### Task statement
Filter these entries, keeping only lines that hold the word "more".

### Supplied entries

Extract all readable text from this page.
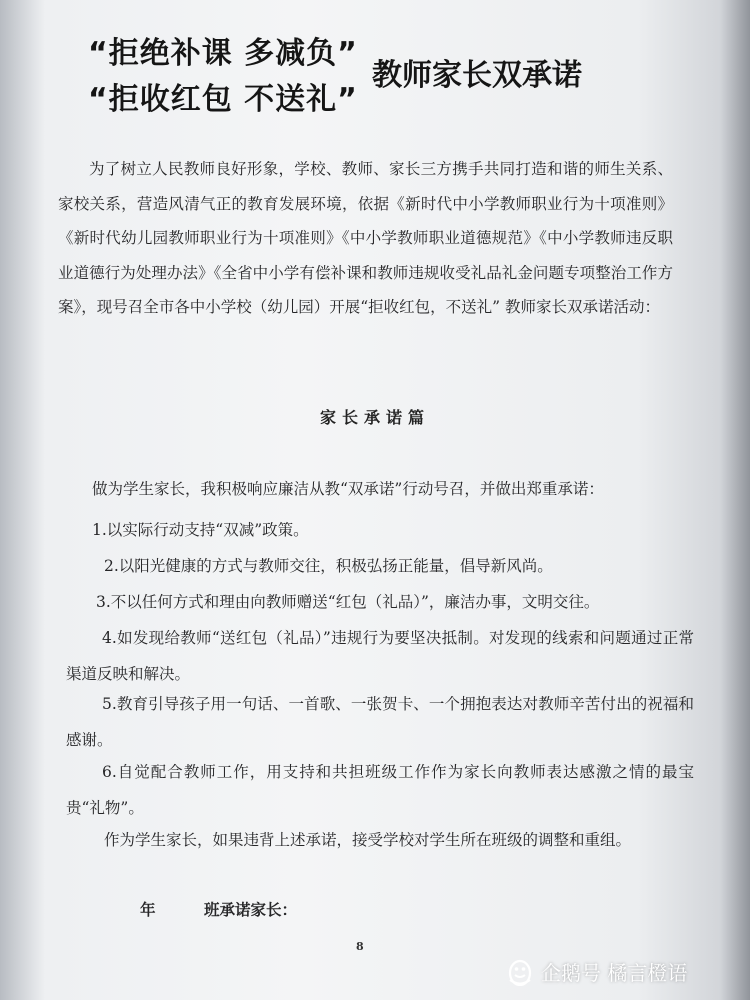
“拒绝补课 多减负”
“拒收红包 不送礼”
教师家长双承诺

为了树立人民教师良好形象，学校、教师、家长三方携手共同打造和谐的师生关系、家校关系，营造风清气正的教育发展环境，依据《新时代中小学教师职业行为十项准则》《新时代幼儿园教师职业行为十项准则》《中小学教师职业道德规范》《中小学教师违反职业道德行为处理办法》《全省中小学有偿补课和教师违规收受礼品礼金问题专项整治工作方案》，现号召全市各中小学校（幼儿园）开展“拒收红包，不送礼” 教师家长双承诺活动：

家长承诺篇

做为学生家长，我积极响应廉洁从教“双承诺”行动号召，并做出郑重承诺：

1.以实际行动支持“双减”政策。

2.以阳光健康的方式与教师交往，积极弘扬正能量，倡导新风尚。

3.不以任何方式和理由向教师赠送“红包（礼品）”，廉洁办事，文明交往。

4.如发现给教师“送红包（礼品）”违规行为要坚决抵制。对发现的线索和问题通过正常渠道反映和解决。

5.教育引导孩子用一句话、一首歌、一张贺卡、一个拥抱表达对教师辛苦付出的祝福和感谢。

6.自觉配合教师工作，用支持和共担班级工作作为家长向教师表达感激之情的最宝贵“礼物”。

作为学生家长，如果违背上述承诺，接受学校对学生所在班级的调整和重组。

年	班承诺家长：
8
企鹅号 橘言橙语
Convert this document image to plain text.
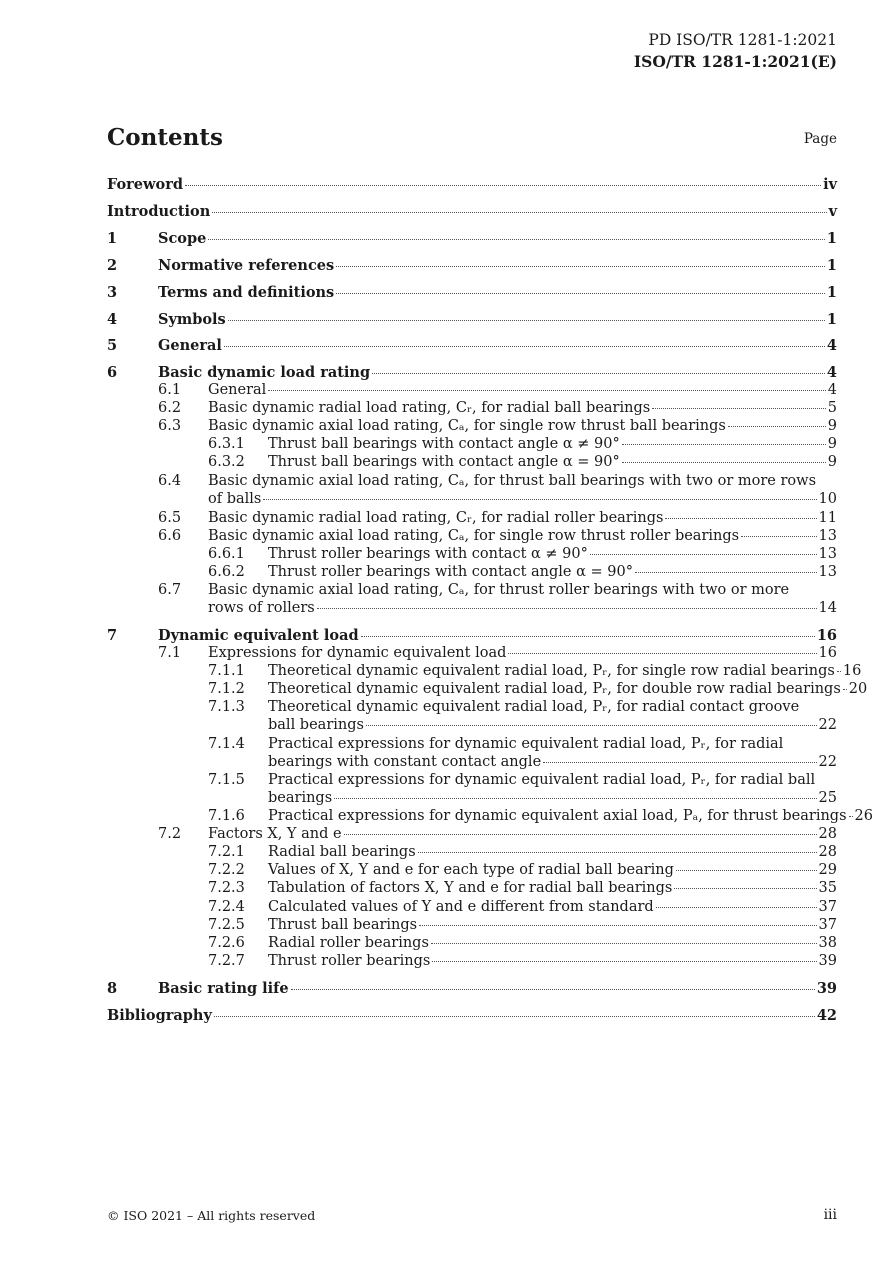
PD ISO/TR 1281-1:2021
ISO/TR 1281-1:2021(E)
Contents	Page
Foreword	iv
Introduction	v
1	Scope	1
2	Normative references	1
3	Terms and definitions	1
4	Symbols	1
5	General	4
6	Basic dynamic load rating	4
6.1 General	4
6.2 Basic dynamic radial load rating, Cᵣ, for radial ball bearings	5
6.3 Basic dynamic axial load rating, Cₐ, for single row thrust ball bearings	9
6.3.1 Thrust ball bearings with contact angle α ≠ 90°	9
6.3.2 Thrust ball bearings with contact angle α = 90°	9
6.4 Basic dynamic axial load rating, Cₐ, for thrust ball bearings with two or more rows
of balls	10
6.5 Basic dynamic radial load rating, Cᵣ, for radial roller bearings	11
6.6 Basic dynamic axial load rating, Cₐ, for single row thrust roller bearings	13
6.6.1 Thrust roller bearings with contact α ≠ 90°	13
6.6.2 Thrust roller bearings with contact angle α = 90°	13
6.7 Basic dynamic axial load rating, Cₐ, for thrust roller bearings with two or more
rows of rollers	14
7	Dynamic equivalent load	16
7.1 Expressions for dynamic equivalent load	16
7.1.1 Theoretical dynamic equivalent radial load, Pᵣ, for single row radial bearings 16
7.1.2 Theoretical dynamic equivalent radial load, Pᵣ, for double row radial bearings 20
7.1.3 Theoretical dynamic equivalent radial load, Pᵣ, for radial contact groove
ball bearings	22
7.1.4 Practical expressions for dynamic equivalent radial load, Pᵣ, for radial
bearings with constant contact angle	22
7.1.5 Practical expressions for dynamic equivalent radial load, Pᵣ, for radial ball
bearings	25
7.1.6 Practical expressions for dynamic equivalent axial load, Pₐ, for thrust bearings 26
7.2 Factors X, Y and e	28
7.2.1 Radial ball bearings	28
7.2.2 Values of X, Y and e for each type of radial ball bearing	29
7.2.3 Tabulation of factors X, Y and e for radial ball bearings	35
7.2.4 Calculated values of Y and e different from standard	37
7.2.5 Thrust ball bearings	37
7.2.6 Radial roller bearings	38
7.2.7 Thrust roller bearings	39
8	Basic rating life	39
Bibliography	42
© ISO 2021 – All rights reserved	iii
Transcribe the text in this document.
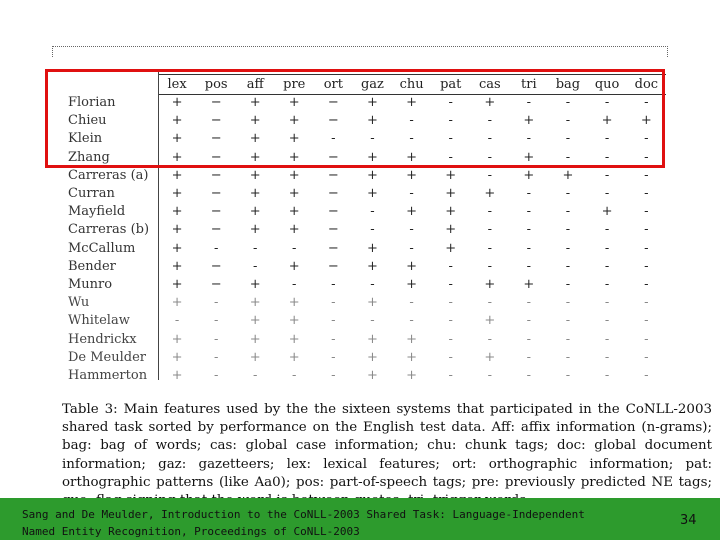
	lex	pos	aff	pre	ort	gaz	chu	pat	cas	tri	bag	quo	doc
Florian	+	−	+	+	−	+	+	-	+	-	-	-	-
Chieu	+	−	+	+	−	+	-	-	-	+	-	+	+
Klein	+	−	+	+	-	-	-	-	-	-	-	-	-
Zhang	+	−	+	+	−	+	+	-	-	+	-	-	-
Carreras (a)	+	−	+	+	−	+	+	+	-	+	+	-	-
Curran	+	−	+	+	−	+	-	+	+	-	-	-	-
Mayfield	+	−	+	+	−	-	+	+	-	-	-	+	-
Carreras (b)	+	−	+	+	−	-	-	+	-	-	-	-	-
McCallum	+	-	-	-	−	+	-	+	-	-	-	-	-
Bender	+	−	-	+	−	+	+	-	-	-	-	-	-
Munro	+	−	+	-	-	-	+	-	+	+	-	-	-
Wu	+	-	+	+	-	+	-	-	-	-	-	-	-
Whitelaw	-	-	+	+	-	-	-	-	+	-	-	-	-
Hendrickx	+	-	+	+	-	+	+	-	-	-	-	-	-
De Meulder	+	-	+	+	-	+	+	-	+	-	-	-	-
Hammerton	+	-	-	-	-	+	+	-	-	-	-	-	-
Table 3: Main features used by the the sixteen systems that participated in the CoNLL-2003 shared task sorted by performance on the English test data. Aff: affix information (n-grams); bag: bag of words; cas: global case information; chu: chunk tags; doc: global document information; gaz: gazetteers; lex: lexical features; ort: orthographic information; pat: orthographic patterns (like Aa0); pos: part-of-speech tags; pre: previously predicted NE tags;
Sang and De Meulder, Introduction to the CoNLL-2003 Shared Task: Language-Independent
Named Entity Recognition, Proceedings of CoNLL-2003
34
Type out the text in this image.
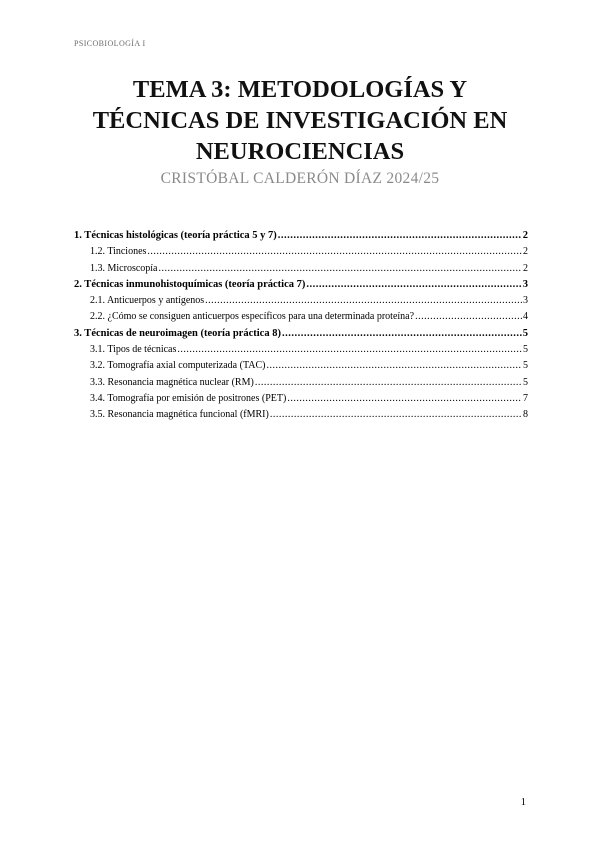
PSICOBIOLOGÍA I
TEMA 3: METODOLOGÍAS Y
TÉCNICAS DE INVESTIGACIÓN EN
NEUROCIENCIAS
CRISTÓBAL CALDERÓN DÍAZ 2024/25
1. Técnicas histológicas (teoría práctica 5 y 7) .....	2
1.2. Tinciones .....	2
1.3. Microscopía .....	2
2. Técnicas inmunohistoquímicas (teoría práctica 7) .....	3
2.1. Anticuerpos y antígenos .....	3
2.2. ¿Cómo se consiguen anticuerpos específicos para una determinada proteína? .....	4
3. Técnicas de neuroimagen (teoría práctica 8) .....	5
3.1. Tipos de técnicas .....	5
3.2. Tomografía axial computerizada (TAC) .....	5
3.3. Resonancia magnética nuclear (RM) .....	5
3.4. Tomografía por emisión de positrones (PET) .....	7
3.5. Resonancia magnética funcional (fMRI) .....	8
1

### Response to the task
6.4 Basic dynamic axial load rating, Cₐ, for thrust ball bearings with two or more rows
6.7 Basic dynamic axial load rating, Cₐ, for thrust roller bearings with two or more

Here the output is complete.